Raw data:

------------------------------------------------------------------------

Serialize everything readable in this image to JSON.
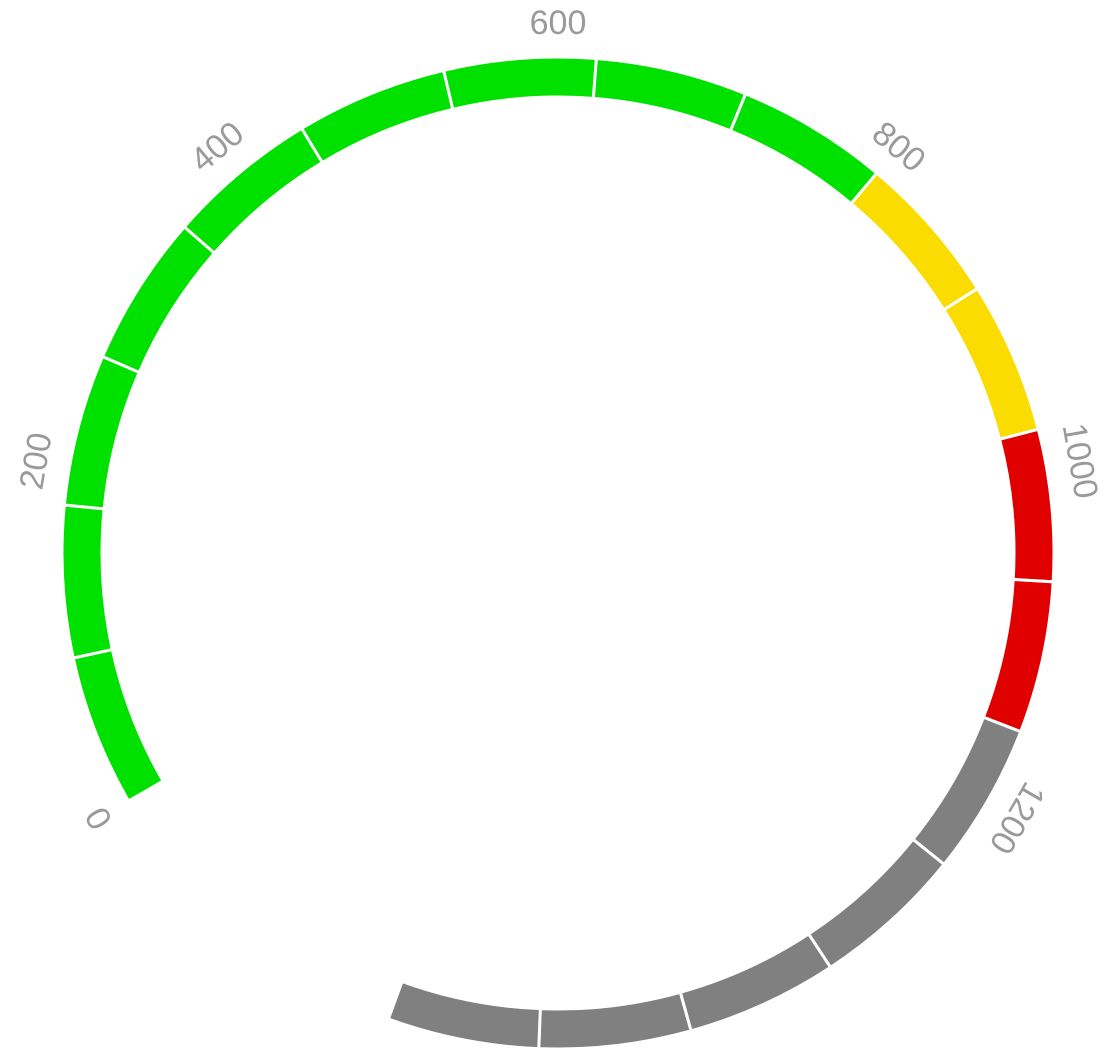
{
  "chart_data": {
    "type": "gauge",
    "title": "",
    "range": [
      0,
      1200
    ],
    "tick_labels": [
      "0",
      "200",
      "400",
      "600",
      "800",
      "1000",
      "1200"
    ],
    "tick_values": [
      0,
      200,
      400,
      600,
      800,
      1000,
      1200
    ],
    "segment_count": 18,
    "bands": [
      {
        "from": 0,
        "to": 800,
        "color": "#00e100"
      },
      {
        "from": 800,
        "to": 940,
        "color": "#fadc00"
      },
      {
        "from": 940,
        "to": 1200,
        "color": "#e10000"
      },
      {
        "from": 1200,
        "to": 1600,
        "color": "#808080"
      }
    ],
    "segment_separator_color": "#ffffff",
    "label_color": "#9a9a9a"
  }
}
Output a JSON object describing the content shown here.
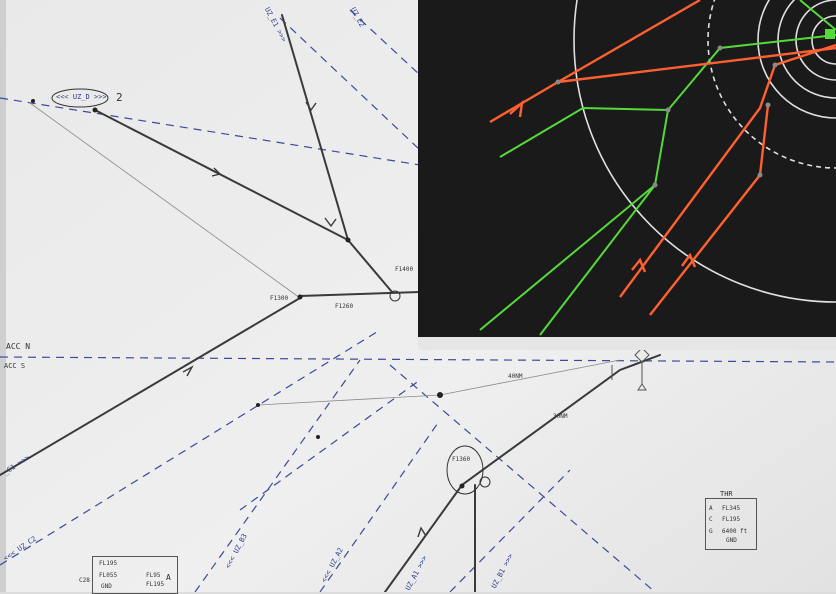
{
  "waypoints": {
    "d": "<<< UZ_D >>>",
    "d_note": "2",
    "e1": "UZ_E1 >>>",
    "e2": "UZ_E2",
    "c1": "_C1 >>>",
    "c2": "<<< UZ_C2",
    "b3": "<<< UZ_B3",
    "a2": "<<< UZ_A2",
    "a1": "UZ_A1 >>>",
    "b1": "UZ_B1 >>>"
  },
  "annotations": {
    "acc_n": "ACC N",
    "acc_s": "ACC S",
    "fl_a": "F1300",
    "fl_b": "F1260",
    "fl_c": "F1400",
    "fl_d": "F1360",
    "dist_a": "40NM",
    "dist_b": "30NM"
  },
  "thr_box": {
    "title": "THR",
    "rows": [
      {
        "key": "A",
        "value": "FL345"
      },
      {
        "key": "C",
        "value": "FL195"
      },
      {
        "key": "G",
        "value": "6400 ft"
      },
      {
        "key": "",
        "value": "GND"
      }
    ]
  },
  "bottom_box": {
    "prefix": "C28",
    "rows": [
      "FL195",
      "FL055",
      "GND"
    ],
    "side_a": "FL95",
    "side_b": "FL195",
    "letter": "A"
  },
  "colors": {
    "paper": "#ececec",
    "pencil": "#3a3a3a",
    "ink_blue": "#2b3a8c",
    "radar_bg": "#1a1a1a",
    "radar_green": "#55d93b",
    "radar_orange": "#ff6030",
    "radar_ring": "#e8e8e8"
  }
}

------------------------------------------------------------------------

Find the line with "Output a JSON" in the listing and extract it and all lines after it through the end, exactly, without the pictures.

Output a JSON object describing the content shown here.
{
  "waypoints": {
    "d": "<<< UZ_D >>>",
    "d_note": "2",
    "e1": "UZ_E1 >>>",
    "e2": "UZ_E2",
    "c1": "_C1 >>>",
    "c2": "<<< UZ_C2",
    "b3": "<<< UZ_B3",
    "a2": "<<< UZ_A2",
    "a1": "UZ_A1 >>>",
    "b1": "UZ_B1 >>>"
  },
  "annotations": {
    "acc_n": "ACC N",
    "acc_s": "ACC S",
    "fl_a": "F1300",
    "fl_b": "F1260",
    "fl_c": "F1400",
    "fl_d": "F1360",
    "dist_a": "40NM",
    "dist_b": "30NM"
  },
  "thr_box": {
    "title": "THR",
    "rows": [
      {
        "key": "A",
        "value": "FL345"
      },
      {
        "key": "C",
        "value": "FL195"
      },
      {
        "key": "G",
        "value": "6400 ft"
      },
      {
        "key": "",
        "value": "GND"
      }
    ]
  },
  "bottom_box": {
    "prefix": "C28",
    "rows": [
      "FL195",
      "FL055",
      "GND"
    ],
    "side_a": "FL95",
    "side_b": "FL195",
    "letter": "A"
  },
  "colors": {
    "paper": "#ececec",
    "pencil": "#3a3a3a",
    "ink_blue": "#2b3a8c",
    "radar_bg": "#1a1a1a",
    "radar_green": "#55d93b",
    "radar_orange": "#ff6030",
    "radar_ring": "#e8e8e8"
  }
}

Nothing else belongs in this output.